• **What to work on**
Search the data below for the string "weekday". Extract every line that contains it.

— start of Supplied material —

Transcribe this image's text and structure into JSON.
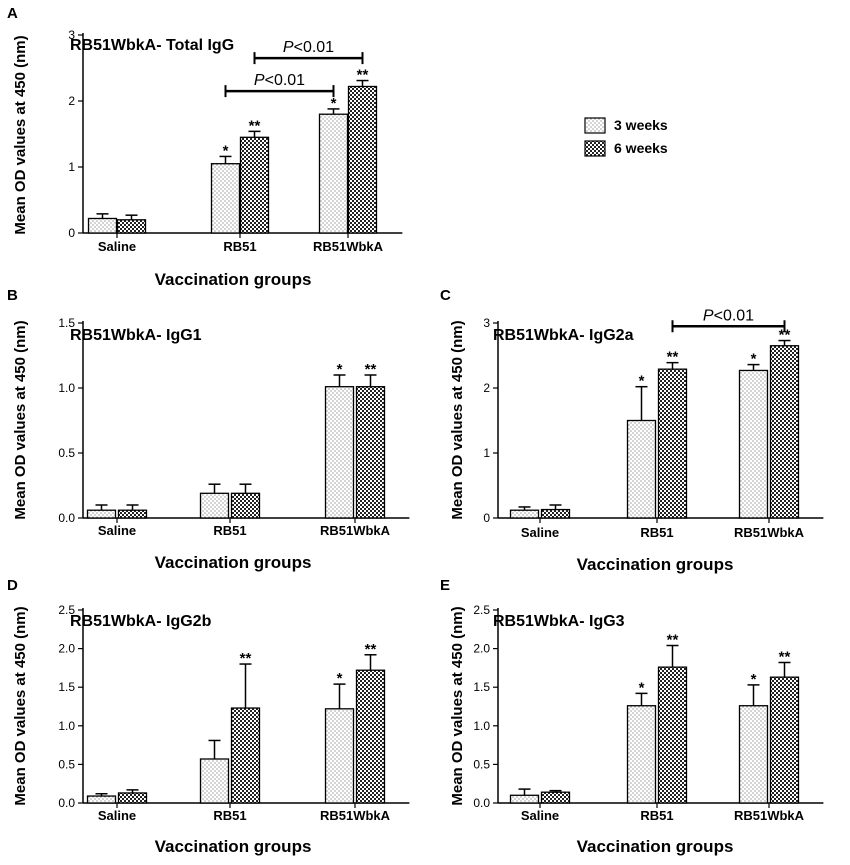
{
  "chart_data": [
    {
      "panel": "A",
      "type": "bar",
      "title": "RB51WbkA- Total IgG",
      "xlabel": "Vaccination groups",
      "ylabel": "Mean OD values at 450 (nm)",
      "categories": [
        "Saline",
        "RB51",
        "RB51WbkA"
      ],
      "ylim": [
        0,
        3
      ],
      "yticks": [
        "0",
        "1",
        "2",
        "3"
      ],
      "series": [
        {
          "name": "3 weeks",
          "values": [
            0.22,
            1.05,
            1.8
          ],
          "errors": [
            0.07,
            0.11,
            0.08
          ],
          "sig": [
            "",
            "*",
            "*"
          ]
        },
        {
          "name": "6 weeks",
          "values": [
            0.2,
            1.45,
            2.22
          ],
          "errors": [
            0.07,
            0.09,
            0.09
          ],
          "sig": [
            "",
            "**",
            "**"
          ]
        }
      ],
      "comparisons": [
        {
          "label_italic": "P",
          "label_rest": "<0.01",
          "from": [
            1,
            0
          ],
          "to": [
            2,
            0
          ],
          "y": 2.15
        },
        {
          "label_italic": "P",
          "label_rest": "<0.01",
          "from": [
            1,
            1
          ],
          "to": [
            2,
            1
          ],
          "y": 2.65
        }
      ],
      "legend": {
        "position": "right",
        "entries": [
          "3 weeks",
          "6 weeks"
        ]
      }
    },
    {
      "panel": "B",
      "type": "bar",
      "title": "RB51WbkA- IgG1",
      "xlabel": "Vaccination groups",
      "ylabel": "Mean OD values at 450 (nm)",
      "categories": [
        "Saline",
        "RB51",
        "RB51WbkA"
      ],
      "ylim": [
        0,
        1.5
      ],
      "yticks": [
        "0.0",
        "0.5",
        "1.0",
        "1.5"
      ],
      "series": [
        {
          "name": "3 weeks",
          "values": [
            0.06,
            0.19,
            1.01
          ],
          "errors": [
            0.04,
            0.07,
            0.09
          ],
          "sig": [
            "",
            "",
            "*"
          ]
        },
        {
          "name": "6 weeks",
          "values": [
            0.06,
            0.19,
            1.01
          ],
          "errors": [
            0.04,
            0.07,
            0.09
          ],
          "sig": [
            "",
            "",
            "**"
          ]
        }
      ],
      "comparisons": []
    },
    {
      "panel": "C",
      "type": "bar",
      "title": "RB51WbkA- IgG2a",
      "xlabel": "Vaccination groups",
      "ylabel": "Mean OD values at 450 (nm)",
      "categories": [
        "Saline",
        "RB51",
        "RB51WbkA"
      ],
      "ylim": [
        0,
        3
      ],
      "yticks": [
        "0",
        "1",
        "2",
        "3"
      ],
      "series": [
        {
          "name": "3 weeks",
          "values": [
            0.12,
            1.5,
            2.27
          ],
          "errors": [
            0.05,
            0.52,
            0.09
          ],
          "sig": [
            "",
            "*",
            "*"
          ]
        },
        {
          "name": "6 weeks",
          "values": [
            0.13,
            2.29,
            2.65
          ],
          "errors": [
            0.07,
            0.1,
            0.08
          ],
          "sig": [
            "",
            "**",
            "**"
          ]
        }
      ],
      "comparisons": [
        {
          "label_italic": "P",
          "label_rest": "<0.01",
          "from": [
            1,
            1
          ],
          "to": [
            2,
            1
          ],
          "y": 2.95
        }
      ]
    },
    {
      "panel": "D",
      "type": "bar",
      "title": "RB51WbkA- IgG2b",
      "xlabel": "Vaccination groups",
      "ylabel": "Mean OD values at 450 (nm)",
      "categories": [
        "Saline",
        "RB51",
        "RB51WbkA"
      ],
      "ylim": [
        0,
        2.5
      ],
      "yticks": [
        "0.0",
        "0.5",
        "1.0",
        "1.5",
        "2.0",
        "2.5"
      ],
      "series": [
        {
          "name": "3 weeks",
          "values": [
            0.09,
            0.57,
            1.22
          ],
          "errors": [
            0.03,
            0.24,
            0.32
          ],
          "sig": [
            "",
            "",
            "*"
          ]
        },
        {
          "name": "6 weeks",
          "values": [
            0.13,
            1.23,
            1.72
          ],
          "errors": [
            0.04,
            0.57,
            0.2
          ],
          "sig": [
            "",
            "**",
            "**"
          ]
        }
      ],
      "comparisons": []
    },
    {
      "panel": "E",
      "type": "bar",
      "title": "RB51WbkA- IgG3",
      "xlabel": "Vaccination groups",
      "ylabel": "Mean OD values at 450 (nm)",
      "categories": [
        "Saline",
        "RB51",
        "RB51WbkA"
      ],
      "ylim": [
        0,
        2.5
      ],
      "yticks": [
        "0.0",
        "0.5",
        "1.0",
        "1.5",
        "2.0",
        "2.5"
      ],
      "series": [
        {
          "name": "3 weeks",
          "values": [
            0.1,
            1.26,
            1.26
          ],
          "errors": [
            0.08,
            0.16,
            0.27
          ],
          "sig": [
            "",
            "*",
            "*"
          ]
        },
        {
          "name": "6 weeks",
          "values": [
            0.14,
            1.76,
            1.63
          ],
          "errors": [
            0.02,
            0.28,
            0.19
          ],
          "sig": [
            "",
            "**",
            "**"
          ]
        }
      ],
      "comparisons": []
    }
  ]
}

— end of Supplied material —
— start of Supplied material —

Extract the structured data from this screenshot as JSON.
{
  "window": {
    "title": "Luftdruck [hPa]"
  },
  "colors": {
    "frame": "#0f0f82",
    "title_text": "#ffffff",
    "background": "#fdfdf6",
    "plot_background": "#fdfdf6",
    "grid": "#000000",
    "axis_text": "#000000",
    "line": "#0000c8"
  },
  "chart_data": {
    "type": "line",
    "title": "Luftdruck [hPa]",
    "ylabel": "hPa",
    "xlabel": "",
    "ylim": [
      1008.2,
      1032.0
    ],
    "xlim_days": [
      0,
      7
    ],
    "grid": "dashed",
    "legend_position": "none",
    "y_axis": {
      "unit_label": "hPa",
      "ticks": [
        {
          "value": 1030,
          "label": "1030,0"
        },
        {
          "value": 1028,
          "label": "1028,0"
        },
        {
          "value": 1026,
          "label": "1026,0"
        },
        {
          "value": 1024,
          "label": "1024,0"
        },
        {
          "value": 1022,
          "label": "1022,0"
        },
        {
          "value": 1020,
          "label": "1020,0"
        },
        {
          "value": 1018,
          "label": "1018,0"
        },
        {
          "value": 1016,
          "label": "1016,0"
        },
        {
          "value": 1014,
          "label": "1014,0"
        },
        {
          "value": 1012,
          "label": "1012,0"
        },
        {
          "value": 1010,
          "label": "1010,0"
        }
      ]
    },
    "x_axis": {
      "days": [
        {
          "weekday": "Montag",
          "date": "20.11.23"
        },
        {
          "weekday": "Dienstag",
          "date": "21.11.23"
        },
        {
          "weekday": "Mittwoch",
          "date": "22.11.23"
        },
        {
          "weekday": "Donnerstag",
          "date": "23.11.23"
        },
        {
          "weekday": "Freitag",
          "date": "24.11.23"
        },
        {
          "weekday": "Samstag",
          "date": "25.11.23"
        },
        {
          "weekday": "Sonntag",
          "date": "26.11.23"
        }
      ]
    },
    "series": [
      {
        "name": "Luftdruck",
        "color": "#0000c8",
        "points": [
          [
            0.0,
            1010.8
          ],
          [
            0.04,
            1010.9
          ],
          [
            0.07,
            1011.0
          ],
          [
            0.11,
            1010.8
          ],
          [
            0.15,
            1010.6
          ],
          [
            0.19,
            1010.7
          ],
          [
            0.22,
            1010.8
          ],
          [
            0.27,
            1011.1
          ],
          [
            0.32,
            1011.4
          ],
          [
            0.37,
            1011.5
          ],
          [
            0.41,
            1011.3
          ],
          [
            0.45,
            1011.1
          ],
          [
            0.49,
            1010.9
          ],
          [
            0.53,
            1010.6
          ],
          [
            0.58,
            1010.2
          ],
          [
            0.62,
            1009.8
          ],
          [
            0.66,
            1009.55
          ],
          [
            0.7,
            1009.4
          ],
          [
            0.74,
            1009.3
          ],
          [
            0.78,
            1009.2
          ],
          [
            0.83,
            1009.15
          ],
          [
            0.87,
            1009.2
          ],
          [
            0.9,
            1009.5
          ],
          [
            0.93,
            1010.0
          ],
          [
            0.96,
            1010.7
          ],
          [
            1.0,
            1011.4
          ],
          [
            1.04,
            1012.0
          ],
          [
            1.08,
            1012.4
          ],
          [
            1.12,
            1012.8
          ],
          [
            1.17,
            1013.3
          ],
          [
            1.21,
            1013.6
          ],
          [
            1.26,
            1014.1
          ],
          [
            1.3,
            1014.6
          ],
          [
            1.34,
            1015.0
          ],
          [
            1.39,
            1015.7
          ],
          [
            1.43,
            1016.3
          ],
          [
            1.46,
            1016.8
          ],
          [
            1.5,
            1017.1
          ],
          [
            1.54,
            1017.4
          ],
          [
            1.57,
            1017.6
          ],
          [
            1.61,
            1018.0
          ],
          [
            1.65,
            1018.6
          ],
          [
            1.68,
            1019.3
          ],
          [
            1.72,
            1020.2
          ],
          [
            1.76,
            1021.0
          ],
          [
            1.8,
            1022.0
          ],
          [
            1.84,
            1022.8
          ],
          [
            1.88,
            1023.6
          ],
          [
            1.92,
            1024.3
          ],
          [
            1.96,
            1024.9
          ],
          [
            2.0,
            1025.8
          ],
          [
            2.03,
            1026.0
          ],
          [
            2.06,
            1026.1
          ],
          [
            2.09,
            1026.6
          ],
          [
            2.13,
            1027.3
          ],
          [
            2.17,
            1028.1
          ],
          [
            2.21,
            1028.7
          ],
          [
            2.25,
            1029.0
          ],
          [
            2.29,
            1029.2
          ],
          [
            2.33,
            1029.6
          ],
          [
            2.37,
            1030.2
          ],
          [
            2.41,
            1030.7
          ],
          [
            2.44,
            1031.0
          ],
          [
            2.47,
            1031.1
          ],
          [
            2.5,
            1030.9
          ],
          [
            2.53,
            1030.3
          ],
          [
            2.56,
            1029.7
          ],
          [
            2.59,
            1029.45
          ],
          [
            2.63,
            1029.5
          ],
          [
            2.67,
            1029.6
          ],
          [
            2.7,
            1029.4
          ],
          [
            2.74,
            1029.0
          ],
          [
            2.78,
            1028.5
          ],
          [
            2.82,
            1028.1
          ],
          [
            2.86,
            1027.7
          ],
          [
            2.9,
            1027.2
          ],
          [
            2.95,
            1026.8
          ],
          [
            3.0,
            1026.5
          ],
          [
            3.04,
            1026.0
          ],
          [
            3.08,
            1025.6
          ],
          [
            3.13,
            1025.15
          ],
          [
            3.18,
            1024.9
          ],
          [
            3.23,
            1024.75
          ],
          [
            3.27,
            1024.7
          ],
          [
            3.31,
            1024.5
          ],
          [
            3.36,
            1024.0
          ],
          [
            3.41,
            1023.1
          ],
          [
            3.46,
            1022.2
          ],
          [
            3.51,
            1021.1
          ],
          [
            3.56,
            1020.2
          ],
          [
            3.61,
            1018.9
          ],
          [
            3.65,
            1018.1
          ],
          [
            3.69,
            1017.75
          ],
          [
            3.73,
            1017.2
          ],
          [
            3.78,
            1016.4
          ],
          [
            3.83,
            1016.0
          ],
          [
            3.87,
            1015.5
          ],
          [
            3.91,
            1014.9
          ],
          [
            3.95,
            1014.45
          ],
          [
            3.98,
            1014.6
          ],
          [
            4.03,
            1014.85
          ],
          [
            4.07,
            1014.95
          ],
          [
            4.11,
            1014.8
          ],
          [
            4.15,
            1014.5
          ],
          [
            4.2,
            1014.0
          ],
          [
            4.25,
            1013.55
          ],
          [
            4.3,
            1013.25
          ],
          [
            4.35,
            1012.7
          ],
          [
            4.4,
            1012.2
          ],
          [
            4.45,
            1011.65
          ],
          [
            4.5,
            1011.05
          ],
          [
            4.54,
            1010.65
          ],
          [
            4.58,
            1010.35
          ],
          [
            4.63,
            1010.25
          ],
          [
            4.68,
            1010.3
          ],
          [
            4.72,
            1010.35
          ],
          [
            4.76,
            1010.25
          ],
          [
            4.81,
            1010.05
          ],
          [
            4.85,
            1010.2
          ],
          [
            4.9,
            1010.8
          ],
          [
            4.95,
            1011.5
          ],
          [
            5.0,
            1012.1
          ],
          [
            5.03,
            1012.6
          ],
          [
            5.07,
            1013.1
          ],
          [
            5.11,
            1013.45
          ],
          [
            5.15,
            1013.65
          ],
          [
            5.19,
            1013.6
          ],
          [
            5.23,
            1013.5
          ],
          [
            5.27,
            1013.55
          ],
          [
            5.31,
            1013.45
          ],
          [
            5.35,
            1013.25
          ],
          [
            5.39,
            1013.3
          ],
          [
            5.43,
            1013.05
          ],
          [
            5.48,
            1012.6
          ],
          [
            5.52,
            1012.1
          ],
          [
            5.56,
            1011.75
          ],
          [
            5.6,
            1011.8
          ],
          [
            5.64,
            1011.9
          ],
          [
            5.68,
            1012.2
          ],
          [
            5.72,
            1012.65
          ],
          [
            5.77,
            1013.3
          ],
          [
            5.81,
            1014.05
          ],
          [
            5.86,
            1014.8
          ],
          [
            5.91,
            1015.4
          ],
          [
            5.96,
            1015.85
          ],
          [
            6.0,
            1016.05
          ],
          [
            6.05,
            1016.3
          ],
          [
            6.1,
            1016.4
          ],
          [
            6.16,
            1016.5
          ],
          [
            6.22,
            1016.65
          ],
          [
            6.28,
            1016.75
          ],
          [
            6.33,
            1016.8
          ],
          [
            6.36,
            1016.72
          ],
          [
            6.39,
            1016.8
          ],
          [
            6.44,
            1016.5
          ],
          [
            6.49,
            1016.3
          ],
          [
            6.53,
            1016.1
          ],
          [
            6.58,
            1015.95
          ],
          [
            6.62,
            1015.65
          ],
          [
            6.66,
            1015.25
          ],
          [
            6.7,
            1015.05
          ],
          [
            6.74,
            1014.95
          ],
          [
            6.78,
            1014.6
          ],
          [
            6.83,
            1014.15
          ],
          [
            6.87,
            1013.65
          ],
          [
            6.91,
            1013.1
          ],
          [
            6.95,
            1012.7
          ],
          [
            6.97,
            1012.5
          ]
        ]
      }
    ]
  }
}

— end of Supplied material —

• **Task solution**
          "weekday": "Montag",
          "weekday": "Dienstag",
          "weekday": "Mittwoch",
          "weekday": "Donnerstag",
          "weekday": "Freitag",
          "weekday": "Samstag",
          "weekday": "Sonntag",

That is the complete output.